### Task objective:
Tally the lines that include the word "Distance" and reply with nothing but the total.

***** Provided records *****

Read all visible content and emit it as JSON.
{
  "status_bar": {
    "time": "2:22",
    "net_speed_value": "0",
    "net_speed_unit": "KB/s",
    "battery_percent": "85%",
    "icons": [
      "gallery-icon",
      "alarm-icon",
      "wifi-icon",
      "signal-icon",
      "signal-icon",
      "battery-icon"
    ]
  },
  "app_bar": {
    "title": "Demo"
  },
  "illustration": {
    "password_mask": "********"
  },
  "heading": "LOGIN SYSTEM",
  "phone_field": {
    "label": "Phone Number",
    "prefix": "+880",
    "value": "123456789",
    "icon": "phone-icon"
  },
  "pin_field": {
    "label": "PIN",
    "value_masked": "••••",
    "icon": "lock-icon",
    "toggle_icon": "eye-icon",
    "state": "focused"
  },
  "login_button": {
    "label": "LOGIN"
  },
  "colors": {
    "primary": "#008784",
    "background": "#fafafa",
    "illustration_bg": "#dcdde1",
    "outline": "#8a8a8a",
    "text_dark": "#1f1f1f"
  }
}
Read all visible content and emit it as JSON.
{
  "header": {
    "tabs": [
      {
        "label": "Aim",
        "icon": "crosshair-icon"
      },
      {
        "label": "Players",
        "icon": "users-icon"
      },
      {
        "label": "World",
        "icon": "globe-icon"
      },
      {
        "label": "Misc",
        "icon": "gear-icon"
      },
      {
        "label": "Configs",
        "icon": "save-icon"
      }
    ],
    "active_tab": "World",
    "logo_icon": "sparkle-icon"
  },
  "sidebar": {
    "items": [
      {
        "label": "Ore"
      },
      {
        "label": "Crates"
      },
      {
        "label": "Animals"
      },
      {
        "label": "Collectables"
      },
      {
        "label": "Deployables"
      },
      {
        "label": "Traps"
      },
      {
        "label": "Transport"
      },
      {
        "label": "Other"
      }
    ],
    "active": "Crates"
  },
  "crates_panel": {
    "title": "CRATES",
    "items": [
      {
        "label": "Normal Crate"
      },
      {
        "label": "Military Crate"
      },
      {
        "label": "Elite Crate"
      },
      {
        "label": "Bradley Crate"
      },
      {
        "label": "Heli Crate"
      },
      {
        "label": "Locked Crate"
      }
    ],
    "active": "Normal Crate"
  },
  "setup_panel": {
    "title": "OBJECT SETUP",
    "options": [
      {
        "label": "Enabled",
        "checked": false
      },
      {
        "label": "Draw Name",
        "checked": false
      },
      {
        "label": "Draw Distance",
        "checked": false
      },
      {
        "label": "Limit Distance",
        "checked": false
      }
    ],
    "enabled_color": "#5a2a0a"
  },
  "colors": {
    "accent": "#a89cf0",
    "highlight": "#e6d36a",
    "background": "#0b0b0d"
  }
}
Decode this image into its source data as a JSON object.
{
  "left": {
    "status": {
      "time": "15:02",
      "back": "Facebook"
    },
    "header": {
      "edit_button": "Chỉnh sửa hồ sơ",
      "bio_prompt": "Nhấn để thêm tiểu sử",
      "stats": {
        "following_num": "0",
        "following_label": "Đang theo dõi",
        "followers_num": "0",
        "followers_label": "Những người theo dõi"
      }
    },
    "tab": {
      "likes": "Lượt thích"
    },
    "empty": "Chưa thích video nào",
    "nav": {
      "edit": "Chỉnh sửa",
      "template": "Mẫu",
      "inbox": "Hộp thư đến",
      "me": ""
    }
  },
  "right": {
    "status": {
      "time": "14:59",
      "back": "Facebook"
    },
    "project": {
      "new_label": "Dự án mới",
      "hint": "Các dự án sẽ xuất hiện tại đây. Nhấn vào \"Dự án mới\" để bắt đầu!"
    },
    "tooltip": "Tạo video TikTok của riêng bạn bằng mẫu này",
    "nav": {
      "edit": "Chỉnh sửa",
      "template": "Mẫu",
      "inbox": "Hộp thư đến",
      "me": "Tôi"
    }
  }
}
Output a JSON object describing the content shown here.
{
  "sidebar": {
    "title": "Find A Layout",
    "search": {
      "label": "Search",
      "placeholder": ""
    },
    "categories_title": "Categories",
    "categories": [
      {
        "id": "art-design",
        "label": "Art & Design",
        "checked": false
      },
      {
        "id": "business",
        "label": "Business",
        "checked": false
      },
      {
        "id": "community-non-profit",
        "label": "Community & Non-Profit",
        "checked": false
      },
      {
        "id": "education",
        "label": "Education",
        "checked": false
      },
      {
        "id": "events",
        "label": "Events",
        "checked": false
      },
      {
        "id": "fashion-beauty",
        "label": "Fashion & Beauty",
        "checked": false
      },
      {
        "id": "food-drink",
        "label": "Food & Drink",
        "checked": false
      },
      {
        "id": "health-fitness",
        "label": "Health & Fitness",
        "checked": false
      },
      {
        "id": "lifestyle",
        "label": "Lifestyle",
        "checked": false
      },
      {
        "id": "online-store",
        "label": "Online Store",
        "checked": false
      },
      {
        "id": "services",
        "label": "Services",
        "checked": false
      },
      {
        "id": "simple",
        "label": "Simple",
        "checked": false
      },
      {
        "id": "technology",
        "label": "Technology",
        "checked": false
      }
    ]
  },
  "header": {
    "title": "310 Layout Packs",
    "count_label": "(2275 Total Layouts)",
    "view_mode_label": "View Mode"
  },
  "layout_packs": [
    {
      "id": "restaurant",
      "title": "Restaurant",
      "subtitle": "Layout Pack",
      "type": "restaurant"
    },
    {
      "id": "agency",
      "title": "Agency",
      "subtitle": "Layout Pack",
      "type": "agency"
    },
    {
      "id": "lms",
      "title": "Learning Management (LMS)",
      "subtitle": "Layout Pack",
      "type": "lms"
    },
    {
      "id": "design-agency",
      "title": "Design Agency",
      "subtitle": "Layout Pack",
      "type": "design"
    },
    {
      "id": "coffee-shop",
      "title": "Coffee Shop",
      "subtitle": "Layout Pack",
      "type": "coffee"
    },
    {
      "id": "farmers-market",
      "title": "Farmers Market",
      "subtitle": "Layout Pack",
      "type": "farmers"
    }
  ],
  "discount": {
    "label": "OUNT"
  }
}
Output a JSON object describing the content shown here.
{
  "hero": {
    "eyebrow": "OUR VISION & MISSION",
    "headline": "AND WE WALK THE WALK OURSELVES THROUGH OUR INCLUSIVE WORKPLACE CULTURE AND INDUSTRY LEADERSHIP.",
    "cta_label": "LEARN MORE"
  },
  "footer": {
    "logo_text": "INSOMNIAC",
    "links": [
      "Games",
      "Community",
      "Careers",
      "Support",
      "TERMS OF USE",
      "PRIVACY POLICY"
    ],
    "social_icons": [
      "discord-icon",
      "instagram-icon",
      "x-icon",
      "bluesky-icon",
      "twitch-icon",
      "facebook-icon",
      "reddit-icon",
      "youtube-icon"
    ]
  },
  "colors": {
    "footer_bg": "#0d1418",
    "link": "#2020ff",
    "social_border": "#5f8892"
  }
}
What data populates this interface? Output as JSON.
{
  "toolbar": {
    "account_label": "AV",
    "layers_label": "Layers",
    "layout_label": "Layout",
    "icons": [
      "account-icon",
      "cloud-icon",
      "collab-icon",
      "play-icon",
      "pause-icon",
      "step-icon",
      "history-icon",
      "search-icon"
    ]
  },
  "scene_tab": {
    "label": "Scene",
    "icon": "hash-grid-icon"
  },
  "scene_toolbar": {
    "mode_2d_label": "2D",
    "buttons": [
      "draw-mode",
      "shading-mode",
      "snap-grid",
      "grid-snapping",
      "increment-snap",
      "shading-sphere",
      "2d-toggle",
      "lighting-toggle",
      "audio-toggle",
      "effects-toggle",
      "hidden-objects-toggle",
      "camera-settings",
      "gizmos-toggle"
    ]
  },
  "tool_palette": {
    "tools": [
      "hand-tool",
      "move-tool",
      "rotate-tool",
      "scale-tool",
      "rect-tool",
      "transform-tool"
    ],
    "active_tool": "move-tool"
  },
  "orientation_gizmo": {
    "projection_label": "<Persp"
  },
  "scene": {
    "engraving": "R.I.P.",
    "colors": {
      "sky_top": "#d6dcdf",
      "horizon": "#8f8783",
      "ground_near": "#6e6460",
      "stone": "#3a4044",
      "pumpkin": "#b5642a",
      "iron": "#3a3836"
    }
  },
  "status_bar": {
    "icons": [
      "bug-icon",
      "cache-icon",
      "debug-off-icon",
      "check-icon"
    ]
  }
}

*****

### Answer to the problem:
2